Exercise goal => A line counts if it contains the string "IPDLI"; say how many such lines there are, giving only the number.

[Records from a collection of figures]
● ● ●
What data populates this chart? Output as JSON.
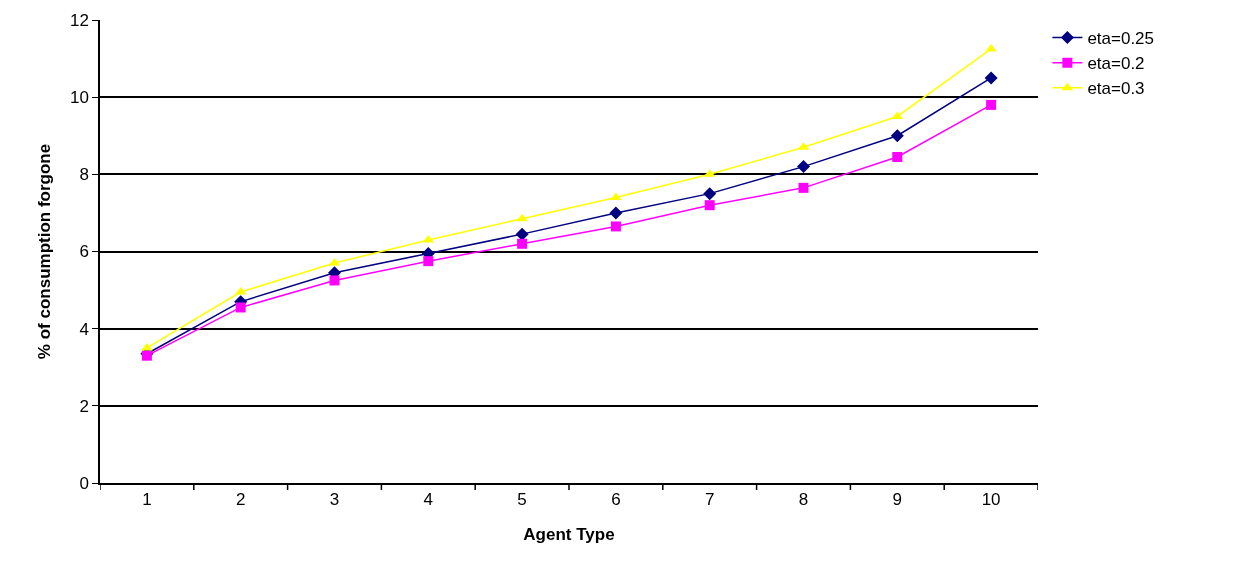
{
  "chart_data": {
    "type": "line",
    "xlabel": "Agent Type",
    "ylabel": "% of consumption forgone",
    "categories": [
      "1",
      "2",
      "3",
      "4",
      "5",
      "6",
      "7",
      "8",
      "9",
      "10"
    ],
    "series": [
      {
        "name": "eta=0.25",
        "color": "#000080",
        "marker": "diamond",
        "values": [
          3.35,
          4.7,
          5.45,
          5.95,
          6.45,
          7.0,
          7.5,
          8.2,
          9.0,
          10.5
        ]
      },
      {
        "name": "eta=0.2",
        "color": "#ff00ff",
        "marker": "square",
        "values": [
          3.3,
          4.55,
          5.25,
          5.75,
          6.2,
          6.65,
          7.2,
          7.65,
          8.45,
          9.8
        ]
      },
      {
        "name": "eta=0.3",
        "color": "#ffff00",
        "marker": "triangle",
        "values": [
          3.5,
          4.95,
          5.7,
          6.3,
          6.85,
          7.4,
          8.0,
          8.7,
          9.5,
          11.25
        ]
      }
    ],
    "ylim": [
      0,
      12
    ],
    "yticks": [
      0,
      2,
      4,
      6,
      8,
      10,
      12
    ],
    "grid": "y",
    "legend": "right"
  }
}
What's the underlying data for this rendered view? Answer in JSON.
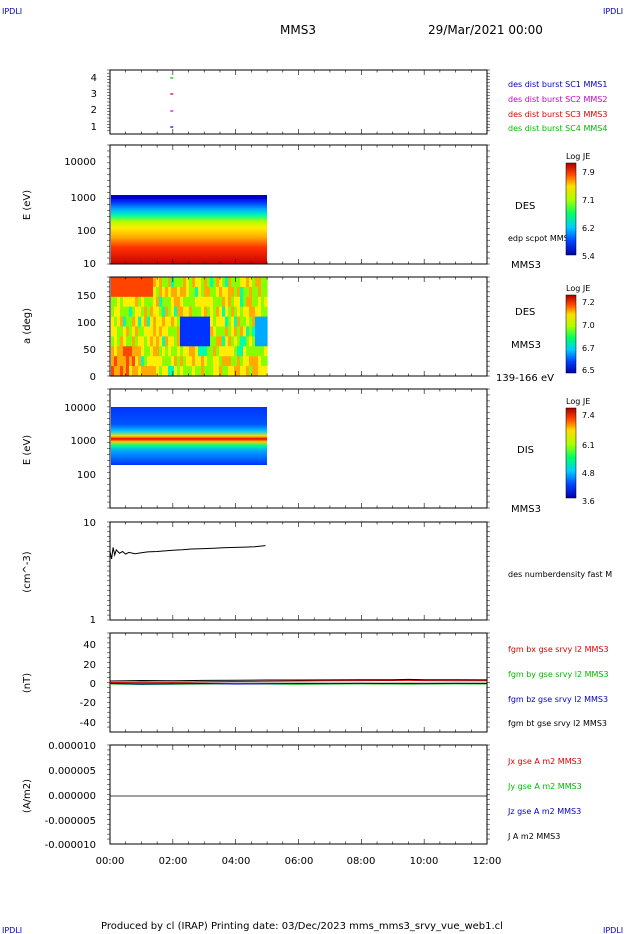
{
  "corner_labels": {
    "top_left": "IPDLI",
    "top_right": "IPDLI",
    "bottom_left": "IPDLI",
    "bottom_right": "IPDLI"
  },
  "header": {
    "spacecraft": "MMS3",
    "date": "29/Mar/2021 00:00"
  },
  "footer": {
    "text": "Produced by cl (IRAP)   Printing date: 03/Dec/2023   mms_mms3_srvy_vue_web1.cl"
  },
  "time_axis": {
    "labels": [
      "00:00",
      "02:00",
      "04:00",
      "06:00",
      "08:00",
      "10:00",
      "12:00"
    ]
  },
  "colors": {
    "blue": "#0000cc",
    "magenta": "#cc00cc",
    "red": "#dd0000",
    "green": "#00bb00",
    "black": "#000000"
  },
  "chart_data": [
    {
      "type": "scatter",
      "title": "burst availability",
      "ylabel": "",
      "yticks": [
        "4",
        "3",
        "2",
        "1"
      ],
      "series": [
        {
          "name": "des dist burst SC1 MMS1",
          "color": "#0000cc"
        },
        {
          "name": "des dist burst SC2 MMS2",
          "color": "#cc00cc"
        },
        {
          "name": "des dist burst SC3 MMS3",
          "color": "#dd0000"
        },
        {
          "name": "des dist burst SC4 MMS4",
          "color": "#00bb00"
        }
      ],
      "x_hours": 1.95
    },
    {
      "type": "heatmap",
      "ylabel": "E (eV)",
      "yticks": [
        "10000",
        "1000",
        "100",
        "10"
      ],
      "ylim": [
        10,
        20000
      ],
      "xlim_hours": [
        0,
        4.95
      ],
      "instrument": "DES",
      "extra_label": "edp scpot MMS3",
      "spacecraft_label": "MMS3",
      "colorbar": {
        "title": "Log JE",
        "ticks": [
          "7.9",
          "7.1",
          "6.2",
          "5.4"
        ]
      }
    },
    {
      "type": "heatmap",
      "ylabel": "a (deg)",
      "yticks": [
        "150",
        "100",
        "50",
        "0"
      ],
      "ylim": [
        0,
        180
      ],
      "xlim_hours": [
        0,
        4.95
      ],
      "instrument": "DES",
      "spacecraft_label": "MMS3",
      "energy_band": "139-166 eV",
      "colorbar": {
        "title": "Log JE",
        "ticks": [
          "7.2",
          "7.0",
          "6.7",
          "6.5"
        ]
      }
    },
    {
      "type": "heatmap",
      "ylabel": "E (eV)",
      "yticks": [
        "10000",
        "1000",
        "100"
      ],
      "ylim": [
        10,
        20000
      ],
      "xlim_hours": [
        0,
        4.95
      ],
      "instrument": "DIS",
      "spacecraft_label": "MMS3",
      "colorbar": {
        "title": "Log JE",
        "ticks": [
          "7.4",
          "6.1",
          "4.8",
          "3.6"
        ]
      }
    },
    {
      "type": "line",
      "ylabel": "(cm^-3)",
      "yticks": [
        "10",
        "1"
      ],
      "ylim": [
        1,
        10
      ],
      "series": [
        {
          "name": "des numberdensity fast M",
          "color": "#000000",
          "x": [
            0,
            0.05,
            0.1,
            0.15,
            0.2,
            0.3,
            0.4,
            0.5,
            0.6,
            0.8,
            1.0,
            1.2,
            1.5,
            1.8,
            2.0,
            2.3,
            2.6,
            3.0,
            3.3,
            3.6,
            4.0,
            4.3,
            4.6,
            4.95
          ],
          "y": [
            5.0,
            4.2,
            5.5,
            4.6,
            5.2,
            4.8,
            5.0,
            4.7,
            4.9,
            4.75,
            4.85,
            4.95,
            5.0,
            5.1,
            5.15,
            5.2,
            5.3,
            5.35,
            5.4,
            5.45,
            5.5,
            5.55,
            5.6,
            5.75
          ]
        }
      ]
    },
    {
      "type": "line",
      "ylabel": "(nT)",
      "yticks": [
        "40",
        "20",
        "0",
        "-20",
        "-40"
      ],
      "ylim": [
        -50,
        50
      ],
      "series": [
        {
          "name": "fgm bx gse srvy l2 MMS3",
          "color": "#dd0000"
        },
        {
          "name": "fgm by gse srvy l2 MMS3",
          "color": "#00bb00"
        },
        {
          "name": "fgm bz gse srvy l2 MMS3",
          "color": "#0000cc"
        },
        {
          "name": "fgm bt gse srvy l2 MMS3",
          "color": "#000000"
        }
      ],
      "x": [
        0,
        1,
        2,
        3,
        4,
        5,
        6,
        7,
        8,
        9,
        9.5,
        10,
        11,
        12
      ],
      "bx": [
        0.5,
        1.0,
        0.8,
        1.2,
        1.5,
        1.8,
        2.0,
        2.2,
        2.4,
        2.5,
        2.6,
        2.4,
        2.3,
        2.2
      ],
      "by": [
        -1.0,
        -1.5,
        -1.2,
        -1.0,
        -0.8,
        -1.0,
        -1.2,
        -1.0,
        -0.9,
        -1.0,
        -1.1,
        -1.0,
        -0.9,
        -1.0
      ],
      "bz": [
        -0.5,
        -1.0,
        -0.8,
        -0.5,
        -1.0,
        -0.8,
        -0.5,
        -0.6,
        -0.4,
        -0.5,
        -0.5,
        -0.6,
        -0.4,
        -0.5
      ],
      "bt": [
        2.0,
        2.5,
        2.2,
        2.6,
        2.8,
        3.0,
        3.0,
        3.1,
        3.2,
        3.3,
        3.6,
        3.2,
        3.2,
        3.1
      ]
    },
    {
      "type": "line",
      "ylabel": "(A/m2)",
      "yticks": [
        "0.000010",
        "0.000005",
        "0.000000",
        "-0.000005",
        "-0.000010"
      ],
      "ylim": [
        -1e-05,
        1e-05
      ],
      "series": [
        {
          "name": "Jx gse A m2 MMS3",
          "color": "#dd0000"
        },
        {
          "name": "Jy gse A m2 MMS3",
          "color": "#00bb00"
        },
        {
          "name": "Jz gse A m2 MMS3",
          "color": "#0000cc"
        },
        {
          "name": "J A m2 MMS3",
          "color": "#000000"
        }
      ],
      "x": [
        0,
        12
      ],
      "y": [
        0,
        0
      ]
    }
  ]
}
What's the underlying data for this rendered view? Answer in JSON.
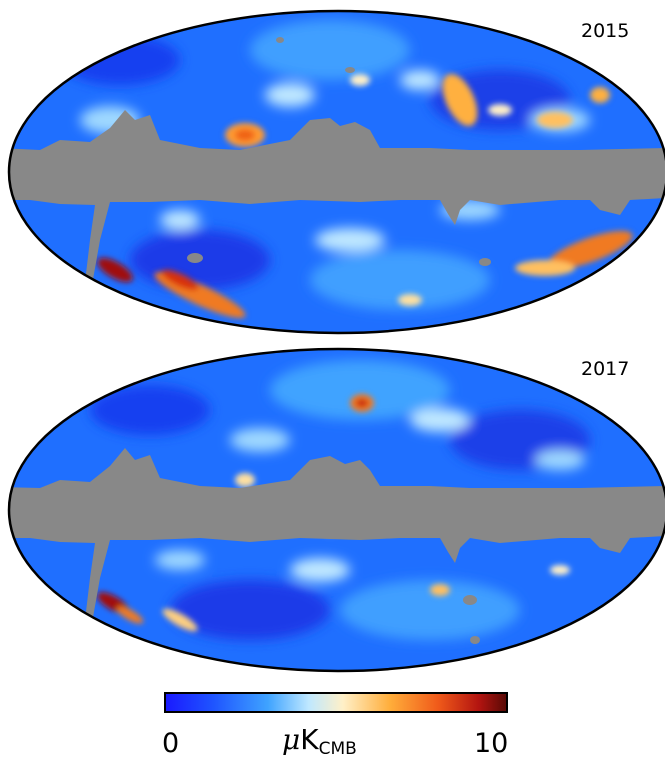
{
  "panels": [
    {
      "year": "2015"
    },
    {
      "year": "2017"
    }
  ],
  "colorbar": {
    "min_label": "0",
    "max_label": "10",
    "unit_symbol": "μ",
    "unit_main": "K",
    "unit_sub": "CMB",
    "stops": [
      "#1a1aff",
      "#1f55ff",
      "#3fa3ff",
      "#bfe8ff",
      "#fff0c8",
      "#ffad3a",
      "#f05a1a",
      "#b31410",
      "#5a0a06"
    ]
  },
  "colors": {
    "mask": "#888888",
    "background_field": "#1f6fff",
    "outline": "#000000"
  }
}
● ● ●
Response to this task => 4